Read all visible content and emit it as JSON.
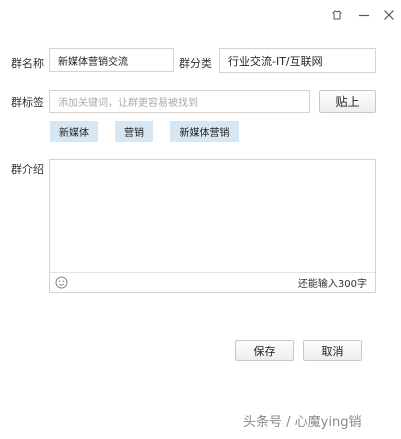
{
  "window": {
    "icons": [
      "skin-icon",
      "minimize-icon",
      "close-icon"
    ]
  },
  "form": {
    "group_name_label": "群名称",
    "group_name_value": "新媒体营销交流",
    "group_category_label": "群分类",
    "group_category_value": "行业交流-IT/互联网",
    "group_tags_label": "群标签",
    "group_tags_placeholder": "添加关键词，让群更容易被找到",
    "paste_button_label": "贴上",
    "tags": [
      {
        "label": "新媒体"
      },
      {
        "label": "营销"
      },
      {
        "label": "新媒体营销"
      }
    ],
    "group_intro_label": "群介绍",
    "group_intro_value": "",
    "remaining_chars_text": "还能输入300字"
  },
  "actions": {
    "save_label": "保存",
    "cancel_label": "取消"
  },
  "watermark": {
    "text": "头条号 / 心魔ying销"
  },
  "colors": {
    "tag_background": "#d6e6f2",
    "border": "#d4d4d4",
    "placeholder_text": "#aaaaaa"
  }
}
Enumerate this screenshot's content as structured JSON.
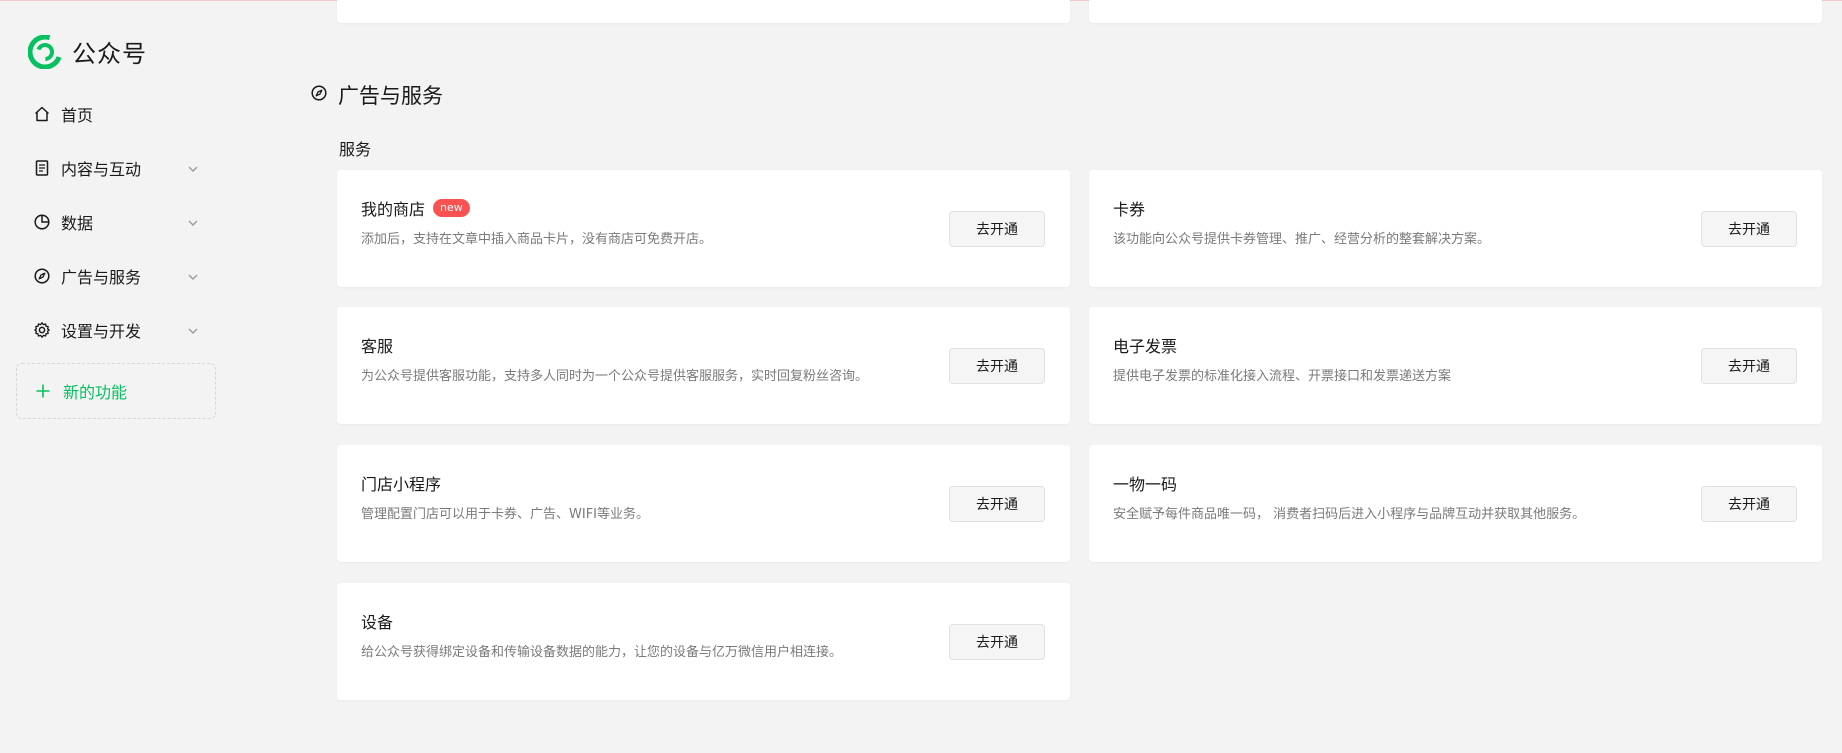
{
  "app": {
    "logo_text": "公众号",
    "brand_color": "#07c160"
  },
  "sidebar": {
    "items": [
      {
        "label": "首页",
        "icon": "home-icon",
        "expandable": false
      },
      {
        "label": "内容与互动",
        "icon": "document-icon",
        "expandable": true
      },
      {
        "label": "数据",
        "icon": "pie-chart-icon",
        "expandable": true
      },
      {
        "label": "广告与服务",
        "icon": "compass-icon",
        "expandable": true
      },
      {
        "label": "设置与开发",
        "icon": "gear-icon",
        "expandable": true
      }
    ],
    "new_feature_label": "新的功能"
  },
  "main": {
    "section_title": "广告与服务",
    "section_icon": "compass-icon",
    "subsection_title": "服务",
    "cards": [
      {
        "title": "我的商店",
        "badge": "new",
        "desc": "添加后，支持在文章中插入商品卡片，没有商店可免费开店。",
        "button": "去开通"
      },
      {
        "title": "卡券",
        "badge": "",
        "desc": "该功能向公众号提供卡券管理、推广、经营分析的整套解决方案。",
        "button": "去开通"
      },
      {
        "title": "客服",
        "badge": "",
        "desc": "为公众号提供客服功能，支持多人同时为一个公众号提供客服服务，实时回复粉丝咨询。",
        "button": "去开通"
      },
      {
        "title": "电子发票",
        "badge": "",
        "desc": "提供电子发票的标准化接入流程、开票接口和发票递送方案",
        "button": "去开通"
      },
      {
        "title": "门店小程序",
        "badge": "",
        "desc": "管理配置门店可以用于卡券、广告、WIFI等业务。",
        "button": "去开通"
      },
      {
        "title": "一物一码",
        "badge": "",
        "desc": "安全赋予每件商品唯一码， 消费者扫码后进入小程序与品牌互动并获取其他服务。",
        "button": "去开通"
      },
      {
        "title": "设备",
        "badge": "",
        "desc": "给公众号获得绑定设备和传输设备数据的能力，让您的设备与亿万微信用户相连接。",
        "button": "去开通"
      }
    ]
  },
  "colors": {
    "badge": "#fa5151",
    "background": "#f3f3f3",
    "card": "#ffffff"
  }
}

+--

*What is expected:*
Set out every line from the material that contains the string "desc".

*Written solution:*
        "desc": "添加后，支持在文章中插入商品卡片，没有商店可免费开店。",
        "desc": "该功能向公众号提供卡券管理、推广、经营分析的整套解决方案。",
        "desc": "为公众号提供客服功能，支持多人同时为一个公众号提供客服服务，实时回复粉丝咨询。",
        "desc": "提供电子发票的标准化接入流程、开票接口和发票递送方案",
        "desc": "管理配置门店可以用于卡券、广告、WIFI等业务。",
        "desc": "安全赋予每件商品唯一码， 消费者扫码后进入小程序与品牌互动并获取其他服务。",
        "desc": "给公众号获得绑定设备和传输设备数据的能力，让您的设备与亿万微信用户相连接。",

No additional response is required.